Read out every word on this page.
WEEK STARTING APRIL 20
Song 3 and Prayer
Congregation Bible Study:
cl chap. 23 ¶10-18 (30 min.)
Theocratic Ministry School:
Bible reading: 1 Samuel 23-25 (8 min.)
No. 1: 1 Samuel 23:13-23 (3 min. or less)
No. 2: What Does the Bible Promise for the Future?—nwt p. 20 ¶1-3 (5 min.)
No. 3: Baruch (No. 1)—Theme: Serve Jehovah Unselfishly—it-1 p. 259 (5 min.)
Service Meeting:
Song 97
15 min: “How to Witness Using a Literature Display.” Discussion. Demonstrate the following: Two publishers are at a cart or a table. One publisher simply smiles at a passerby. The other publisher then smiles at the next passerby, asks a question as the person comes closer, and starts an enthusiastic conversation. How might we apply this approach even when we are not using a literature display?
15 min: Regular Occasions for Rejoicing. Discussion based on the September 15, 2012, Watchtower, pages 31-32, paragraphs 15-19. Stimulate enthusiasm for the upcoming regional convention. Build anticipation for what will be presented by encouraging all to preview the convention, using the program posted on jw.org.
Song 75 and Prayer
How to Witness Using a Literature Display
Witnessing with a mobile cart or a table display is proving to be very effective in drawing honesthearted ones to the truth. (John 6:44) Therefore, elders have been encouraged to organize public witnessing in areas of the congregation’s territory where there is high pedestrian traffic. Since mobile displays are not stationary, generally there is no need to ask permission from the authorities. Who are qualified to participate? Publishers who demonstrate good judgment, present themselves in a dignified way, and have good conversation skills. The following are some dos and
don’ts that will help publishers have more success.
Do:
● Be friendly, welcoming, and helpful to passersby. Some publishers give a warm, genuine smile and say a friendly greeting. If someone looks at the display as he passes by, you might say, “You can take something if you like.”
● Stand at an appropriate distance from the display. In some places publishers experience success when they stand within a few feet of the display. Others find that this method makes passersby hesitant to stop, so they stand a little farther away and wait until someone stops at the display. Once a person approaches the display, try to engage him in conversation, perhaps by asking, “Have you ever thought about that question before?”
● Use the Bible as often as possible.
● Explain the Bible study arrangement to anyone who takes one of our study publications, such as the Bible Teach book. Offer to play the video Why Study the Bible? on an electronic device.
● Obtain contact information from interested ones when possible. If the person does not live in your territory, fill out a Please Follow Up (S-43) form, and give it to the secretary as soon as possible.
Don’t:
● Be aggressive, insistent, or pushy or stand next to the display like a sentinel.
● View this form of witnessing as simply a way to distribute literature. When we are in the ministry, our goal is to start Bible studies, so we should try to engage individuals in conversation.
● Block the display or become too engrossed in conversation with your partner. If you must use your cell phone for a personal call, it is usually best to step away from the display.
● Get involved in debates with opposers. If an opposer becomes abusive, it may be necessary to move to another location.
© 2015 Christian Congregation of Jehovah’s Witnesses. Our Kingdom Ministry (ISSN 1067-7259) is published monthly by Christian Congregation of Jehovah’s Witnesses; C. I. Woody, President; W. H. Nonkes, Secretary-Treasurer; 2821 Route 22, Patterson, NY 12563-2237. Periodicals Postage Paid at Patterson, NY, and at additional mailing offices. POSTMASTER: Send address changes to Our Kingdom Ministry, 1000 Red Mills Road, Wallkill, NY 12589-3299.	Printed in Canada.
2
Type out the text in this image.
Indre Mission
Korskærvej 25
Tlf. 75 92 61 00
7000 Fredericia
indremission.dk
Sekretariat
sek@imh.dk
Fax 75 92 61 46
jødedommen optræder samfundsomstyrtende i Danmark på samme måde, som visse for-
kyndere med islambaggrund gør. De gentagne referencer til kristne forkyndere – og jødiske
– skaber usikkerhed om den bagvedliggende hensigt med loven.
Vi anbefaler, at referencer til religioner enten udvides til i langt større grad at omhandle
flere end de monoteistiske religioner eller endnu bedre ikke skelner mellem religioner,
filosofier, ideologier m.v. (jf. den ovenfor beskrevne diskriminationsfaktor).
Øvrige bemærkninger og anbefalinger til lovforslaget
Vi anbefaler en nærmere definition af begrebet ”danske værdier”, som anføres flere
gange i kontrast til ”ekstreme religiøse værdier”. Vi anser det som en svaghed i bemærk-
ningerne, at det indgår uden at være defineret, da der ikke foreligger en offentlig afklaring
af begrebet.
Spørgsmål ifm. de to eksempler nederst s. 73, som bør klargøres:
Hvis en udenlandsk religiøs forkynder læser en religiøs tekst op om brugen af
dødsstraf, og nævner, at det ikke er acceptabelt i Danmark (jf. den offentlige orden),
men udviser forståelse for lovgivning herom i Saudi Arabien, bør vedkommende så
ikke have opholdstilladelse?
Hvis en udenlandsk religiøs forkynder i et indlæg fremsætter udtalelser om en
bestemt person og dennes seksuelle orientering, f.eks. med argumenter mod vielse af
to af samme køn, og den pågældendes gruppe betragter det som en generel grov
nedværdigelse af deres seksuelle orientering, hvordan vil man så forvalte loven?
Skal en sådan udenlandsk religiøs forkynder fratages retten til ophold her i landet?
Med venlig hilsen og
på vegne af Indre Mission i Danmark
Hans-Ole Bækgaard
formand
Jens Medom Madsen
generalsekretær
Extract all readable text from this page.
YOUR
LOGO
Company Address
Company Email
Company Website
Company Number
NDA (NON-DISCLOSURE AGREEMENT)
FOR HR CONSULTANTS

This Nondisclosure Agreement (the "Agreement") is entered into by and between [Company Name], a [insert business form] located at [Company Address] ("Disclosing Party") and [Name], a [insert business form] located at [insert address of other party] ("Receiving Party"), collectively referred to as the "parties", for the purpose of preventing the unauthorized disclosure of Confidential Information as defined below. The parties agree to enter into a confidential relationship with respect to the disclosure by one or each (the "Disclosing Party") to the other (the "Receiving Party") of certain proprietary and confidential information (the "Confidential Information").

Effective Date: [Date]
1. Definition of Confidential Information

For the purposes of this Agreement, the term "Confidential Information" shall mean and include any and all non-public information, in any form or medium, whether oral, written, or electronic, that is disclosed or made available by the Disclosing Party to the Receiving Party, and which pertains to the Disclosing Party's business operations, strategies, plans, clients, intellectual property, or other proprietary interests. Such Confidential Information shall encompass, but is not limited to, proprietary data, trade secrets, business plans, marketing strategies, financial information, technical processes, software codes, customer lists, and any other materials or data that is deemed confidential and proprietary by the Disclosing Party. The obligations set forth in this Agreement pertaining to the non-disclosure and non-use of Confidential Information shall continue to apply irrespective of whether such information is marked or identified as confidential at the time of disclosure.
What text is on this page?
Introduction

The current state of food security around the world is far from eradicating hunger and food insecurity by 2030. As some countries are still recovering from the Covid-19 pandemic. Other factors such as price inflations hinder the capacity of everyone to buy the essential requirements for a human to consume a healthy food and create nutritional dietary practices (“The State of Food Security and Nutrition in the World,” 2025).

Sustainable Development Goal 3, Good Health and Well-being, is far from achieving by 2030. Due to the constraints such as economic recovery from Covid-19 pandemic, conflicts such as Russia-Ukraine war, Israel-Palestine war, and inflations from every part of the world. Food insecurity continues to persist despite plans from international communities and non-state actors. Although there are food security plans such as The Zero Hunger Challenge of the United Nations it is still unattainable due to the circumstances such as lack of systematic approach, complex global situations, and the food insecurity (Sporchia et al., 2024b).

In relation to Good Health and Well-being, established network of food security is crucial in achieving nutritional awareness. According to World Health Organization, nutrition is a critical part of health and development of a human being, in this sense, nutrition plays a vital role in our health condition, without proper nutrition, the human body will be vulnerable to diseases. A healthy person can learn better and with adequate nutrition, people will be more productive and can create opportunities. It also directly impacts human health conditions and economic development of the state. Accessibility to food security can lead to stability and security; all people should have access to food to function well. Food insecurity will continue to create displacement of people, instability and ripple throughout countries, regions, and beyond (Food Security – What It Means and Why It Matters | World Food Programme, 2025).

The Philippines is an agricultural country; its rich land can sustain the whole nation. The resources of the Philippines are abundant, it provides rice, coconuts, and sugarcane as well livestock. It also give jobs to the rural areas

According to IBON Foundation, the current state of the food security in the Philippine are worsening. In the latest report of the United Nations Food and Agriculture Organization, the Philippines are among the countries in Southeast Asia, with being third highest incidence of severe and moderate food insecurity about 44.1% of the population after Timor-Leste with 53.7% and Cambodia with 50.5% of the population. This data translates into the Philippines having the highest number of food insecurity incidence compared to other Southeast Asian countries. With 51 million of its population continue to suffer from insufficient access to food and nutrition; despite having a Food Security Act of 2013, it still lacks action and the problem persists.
··········
● **GOAL**:
Go through the preceding material and copy each line that has the word "anbefaler".

● **RESPONSE TO THE EXERCISE**:
Vi anbefaler, at referencer til religioner enten udvides til i langt større grad at omhandle
Vi anbefaler en nærmere definition af begrebet ”danske værdier”, som anføres flere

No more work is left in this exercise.